操作方法: 把节选原文中以含有“如果您使用另一种语言的 CloudHSM 双向”的词句开头、以“def encrypt(str)”收尾的那一段重写一遍，并将其中的“示例”替换成“范例”。

节选原文:
如果您使用另一种语言的 CloudHSM 双向 TLS,请在此处粘贴您的代码,以便我理解并在 Ruby 中实现它。
提前致谢。
对于后来看到此问题的任何人,这里有一个示例 Ruby 代码适用于 Amazon CloudHSM:
require 'openssl'
require 'base64'
FAKE_KEY = "/root/ruby/ruby_key_inside_hsm/ruby_hsm_fake_private.key"
REAL_KEY = "/root/ruby/ruby_key_inside_hsm/ruby_hsm_real_private_exported.key"
PUB_KEY = "/root/ruby/ruby_key_inside_hsm/pubkey.pem"
STR = "test string"
def encrypt(str)
pubkey = OpenSSL::PKey::RSA.new(File.read(PUB_KEY))
Base64.encode64(pubkey.public_encrypt(str))

提供资料:
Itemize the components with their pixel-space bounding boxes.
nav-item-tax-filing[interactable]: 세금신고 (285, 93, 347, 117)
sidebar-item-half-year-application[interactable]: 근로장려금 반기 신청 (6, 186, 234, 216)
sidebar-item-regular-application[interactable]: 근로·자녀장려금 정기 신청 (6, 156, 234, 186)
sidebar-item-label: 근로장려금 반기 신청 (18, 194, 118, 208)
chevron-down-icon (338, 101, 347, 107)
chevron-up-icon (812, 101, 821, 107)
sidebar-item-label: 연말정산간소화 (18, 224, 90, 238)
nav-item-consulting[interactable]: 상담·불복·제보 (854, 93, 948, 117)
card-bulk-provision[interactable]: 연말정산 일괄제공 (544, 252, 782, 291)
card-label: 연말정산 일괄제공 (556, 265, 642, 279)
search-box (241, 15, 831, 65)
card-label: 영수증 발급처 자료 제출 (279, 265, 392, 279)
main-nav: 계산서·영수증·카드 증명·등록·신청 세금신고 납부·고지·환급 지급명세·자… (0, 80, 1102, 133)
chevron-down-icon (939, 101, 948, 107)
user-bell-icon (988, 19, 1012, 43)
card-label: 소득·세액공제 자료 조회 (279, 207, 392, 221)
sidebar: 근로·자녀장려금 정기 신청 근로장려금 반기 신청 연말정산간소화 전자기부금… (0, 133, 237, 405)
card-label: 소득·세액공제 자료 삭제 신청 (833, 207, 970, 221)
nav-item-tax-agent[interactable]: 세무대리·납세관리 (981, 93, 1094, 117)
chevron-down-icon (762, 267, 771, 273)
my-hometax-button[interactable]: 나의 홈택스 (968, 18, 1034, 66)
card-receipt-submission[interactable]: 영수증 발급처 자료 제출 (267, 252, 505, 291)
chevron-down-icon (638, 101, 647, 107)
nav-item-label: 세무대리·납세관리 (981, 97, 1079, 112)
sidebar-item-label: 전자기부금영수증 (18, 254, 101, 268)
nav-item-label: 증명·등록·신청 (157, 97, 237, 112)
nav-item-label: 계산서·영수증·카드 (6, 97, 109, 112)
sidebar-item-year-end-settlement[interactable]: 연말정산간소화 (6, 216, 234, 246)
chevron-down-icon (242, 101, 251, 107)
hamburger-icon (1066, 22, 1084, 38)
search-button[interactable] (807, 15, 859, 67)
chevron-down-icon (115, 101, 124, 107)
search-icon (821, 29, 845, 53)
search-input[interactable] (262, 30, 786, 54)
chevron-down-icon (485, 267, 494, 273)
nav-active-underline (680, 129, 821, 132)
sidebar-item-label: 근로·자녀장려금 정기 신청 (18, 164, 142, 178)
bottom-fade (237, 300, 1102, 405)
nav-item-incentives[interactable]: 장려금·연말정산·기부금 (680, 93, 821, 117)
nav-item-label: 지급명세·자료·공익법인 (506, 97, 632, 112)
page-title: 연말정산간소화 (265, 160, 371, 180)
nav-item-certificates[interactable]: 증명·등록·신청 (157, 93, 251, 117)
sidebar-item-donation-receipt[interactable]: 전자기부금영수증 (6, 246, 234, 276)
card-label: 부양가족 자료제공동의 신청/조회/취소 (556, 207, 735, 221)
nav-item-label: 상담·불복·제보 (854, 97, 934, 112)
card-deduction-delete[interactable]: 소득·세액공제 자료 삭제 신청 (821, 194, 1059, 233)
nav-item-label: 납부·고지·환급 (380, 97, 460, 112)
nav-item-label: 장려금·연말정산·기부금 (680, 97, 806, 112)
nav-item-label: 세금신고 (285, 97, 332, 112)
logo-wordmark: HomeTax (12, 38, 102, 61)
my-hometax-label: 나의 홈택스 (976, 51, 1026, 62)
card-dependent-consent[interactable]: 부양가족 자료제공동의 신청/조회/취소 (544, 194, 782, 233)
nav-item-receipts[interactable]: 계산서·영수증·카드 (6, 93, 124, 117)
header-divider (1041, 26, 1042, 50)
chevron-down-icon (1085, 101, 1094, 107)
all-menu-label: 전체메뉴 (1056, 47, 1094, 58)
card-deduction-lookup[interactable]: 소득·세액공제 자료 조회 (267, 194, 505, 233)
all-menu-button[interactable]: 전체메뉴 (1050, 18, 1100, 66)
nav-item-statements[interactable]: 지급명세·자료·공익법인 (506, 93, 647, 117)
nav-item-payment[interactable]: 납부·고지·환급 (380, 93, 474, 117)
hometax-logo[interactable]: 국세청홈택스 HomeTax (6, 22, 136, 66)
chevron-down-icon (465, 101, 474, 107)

解答:
如果您使用另一种语言的 CloudHSM 双向 TLS,请在此处粘贴您的代码,以便我理解并在 Ruby 中实现它。
提前致谢。
对于后来看到此问题的任何人,这里有一个范例 Ruby 代码适用于 Amazon CloudHSM:
require 'openssl'
require 'base64'
FAKE_KEY = "/root/ruby/ruby_key_inside_hsm/ruby_hsm_fake_private.key"
REAL_KEY = "/root/ruby/ruby_key_inside_hsm/ruby_hsm_real_private_exported.key"
PUB_KEY = "/root/ruby/ruby_key_inside_hsm/pubkey.pem"
STR = "test string"
def encrypt(str)